ASSIGNMENT:
Could you copy each line of the entries that contains "Topic"?

[Dataset rows of page text]
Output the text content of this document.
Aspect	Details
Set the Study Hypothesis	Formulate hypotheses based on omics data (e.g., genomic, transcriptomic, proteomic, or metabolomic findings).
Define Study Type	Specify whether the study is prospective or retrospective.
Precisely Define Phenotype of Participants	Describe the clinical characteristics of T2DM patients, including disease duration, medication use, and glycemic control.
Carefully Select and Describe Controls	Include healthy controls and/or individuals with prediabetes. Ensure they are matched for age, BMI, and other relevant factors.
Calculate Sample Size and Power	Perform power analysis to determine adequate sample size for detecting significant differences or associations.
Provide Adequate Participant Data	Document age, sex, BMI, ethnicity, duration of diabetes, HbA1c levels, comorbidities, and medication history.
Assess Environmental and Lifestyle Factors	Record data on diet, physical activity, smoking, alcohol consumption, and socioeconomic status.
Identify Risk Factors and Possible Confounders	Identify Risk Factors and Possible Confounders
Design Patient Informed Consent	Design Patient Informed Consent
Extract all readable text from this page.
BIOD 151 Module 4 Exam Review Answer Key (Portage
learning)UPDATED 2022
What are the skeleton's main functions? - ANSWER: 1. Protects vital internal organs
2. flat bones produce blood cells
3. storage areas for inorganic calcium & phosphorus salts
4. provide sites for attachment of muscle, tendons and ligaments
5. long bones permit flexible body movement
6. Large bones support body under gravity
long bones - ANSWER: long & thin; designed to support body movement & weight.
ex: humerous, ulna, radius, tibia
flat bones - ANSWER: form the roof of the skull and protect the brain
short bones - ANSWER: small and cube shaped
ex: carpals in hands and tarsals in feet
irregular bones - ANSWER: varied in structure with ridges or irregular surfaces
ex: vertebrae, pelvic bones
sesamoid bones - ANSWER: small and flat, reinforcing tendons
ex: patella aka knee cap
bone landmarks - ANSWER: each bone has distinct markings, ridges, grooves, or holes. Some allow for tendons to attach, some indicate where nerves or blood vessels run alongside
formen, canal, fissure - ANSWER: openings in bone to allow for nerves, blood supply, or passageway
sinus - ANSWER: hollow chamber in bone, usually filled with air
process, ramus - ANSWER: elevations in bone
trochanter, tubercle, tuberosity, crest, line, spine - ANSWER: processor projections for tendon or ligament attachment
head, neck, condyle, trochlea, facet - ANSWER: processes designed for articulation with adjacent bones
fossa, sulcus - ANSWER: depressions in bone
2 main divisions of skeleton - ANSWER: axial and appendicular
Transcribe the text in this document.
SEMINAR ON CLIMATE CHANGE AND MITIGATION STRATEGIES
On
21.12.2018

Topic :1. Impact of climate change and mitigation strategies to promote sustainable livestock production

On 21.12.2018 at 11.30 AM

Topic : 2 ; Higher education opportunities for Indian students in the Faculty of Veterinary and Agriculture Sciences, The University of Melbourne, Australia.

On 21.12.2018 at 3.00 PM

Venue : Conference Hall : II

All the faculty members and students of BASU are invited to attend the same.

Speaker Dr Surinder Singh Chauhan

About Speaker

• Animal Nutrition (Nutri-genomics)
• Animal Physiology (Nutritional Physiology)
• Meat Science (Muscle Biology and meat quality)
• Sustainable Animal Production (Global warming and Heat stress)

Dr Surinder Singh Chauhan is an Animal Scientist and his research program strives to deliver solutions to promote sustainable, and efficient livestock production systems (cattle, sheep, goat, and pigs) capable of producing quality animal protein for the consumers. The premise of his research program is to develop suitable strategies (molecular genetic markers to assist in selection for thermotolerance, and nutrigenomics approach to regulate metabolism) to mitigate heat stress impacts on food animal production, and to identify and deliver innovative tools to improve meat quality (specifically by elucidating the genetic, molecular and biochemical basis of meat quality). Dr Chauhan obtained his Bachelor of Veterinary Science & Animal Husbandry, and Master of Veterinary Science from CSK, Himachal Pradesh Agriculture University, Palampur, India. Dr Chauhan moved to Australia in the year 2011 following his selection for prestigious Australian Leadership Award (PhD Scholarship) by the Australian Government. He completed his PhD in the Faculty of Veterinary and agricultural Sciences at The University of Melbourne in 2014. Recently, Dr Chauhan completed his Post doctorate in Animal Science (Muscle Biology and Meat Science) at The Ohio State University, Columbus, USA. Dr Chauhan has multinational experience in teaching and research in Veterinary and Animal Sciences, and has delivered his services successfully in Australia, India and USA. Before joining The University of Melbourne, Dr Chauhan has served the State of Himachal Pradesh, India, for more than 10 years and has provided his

RESULT FOR THIS EXERCISE:
Topic :1. Impact of climate change and mitigation strategies to promote sustainable livestock production
Topic : 2 ; Higher education opportunities for Indian students in the Faculty of Veterinary and Agriculture Sciences, The University of Melbourne, Australia.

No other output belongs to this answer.